— start —

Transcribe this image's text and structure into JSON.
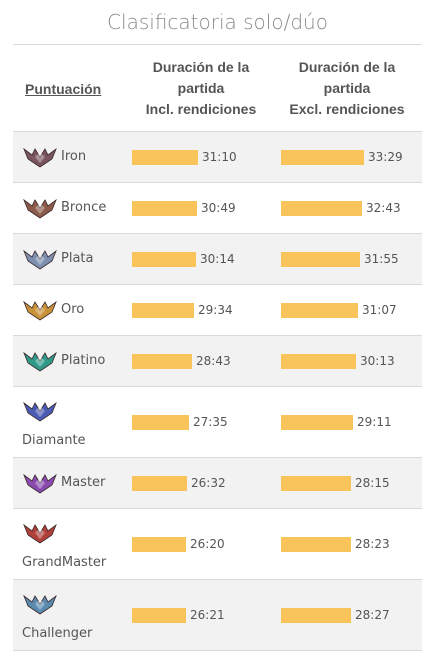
{
  "page": {
    "title": "Clasificatoria solo/dúo"
  },
  "table": {
    "headers": {
      "rank": "Puntuación",
      "incl": [
        "Duración de la",
        "partida",
        "Incl. rendiciones"
      ],
      "excl": [
        "Duración de la",
        "partida",
        "Excl. rendiciones"
      ]
    }
  },
  "colors": {
    "bar": "#f9c55a",
    "row_alt": "#f2f2f2"
  },
  "chart_data": {
    "type": "table",
    "title": "Clasificatoria solo/dúo",
    "columns": [
      "Puntuación",
      "Duración de la partida Incl. rendiciones",
      "Duración de la partida Excl. rendiciones"
    ],
    "rows": [
      {
        "rank": "Iron",
        "icon": "iron-emblem-icon",
        "icon_color": "#7a5560",
        "incl": "31:10",
        "incl_sec": 1870,
        "excl": "33:29",
        "excl_sec": 2009
      },
      {
        "rank": "Bronce",
        "icon": "bronze-emblem-icon",
        "icon_color": "#8c5a4a",
        "incl": "30:49",
        "incl_sec": 1849,
        "excl": "32:43",
        "excl_sec": 1963
      },
      {
        "rank": "Plata",
        "icon": "silver-emblem-icon",
        "icon_color": "#7d8fb0",
        "incl": "30:14",
        "incl_sec": 1814,
        "excl": "31:55",
        "excl_sec": 1915
      },
      {
        "rank": "Oro",
        "icon": "gold-emblem-icon",
        "icon_color": "#c8913a",
        "incl": "29:34",
        "incl_sec": 1774,
        "excl": "31:07",
        "excl_sec": 1867
      },
      {
        "rank": "Platino",
        "icon": "platinum-emblem-icon",
        "icon_color": "#2f9a8a",
        "incl": "28:43",
        "incl_sec": 1723,
        "excl": "30:13",
        "excl_sec": 1813
      },
      {
        "rank": "Diamante",
        "icon": "diamond-emblem-icon",
        "icon_color": "#4a5bb5",
        "incl": "27:35",
        "incl_sec": 1655,
        "excl": "29:11",
        "excl_sec": 1751
      },
      {
        "rank": "Master",
        "icon": "master-emblem-icon",
        "icon_color": "#8a4ab0",
        "incl": "26:32",
        "incl_sec": 1592,
        "excl": "28:15",
        "excl_sec": 1695
      },
      {
        "rank": "GrandMaster",
        "icon": "grandmaster-emblem-icon",
        "icon_color": "#b0403a",
        "incl": "26:20",
        "incl_sec": 1580,
        "excl": "28:23",
        "excl_sec": 1703
      },
      {
        "rank": "Challenger",
        "icon": "challenger-emblem-icon",
        "icon_color": "#5a8ab0",
        "incl": "26:21",
        "incl_sec": 1581,
        "excl": "28:27",
        "excl_sec": 1707
      }
    ]
  }
}
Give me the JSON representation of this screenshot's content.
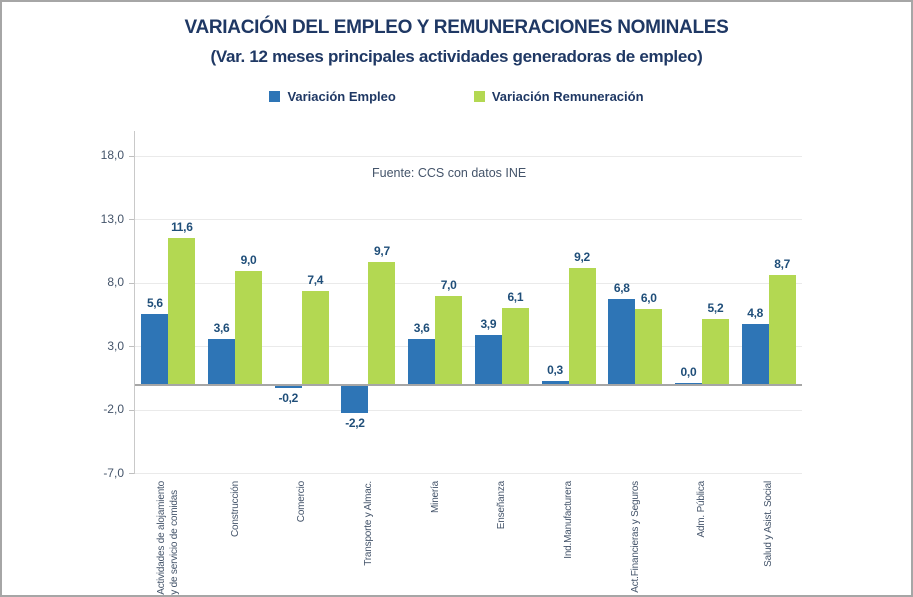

— end —

WORK INSTRUCTIONS
Pick out the lines above that hold the string "solo" and show them.

SOLUTION TO THE PROBLEM
    "title": "Clasificatoria solo/dúo"
    "title": "Clasificatoria solo/dúo",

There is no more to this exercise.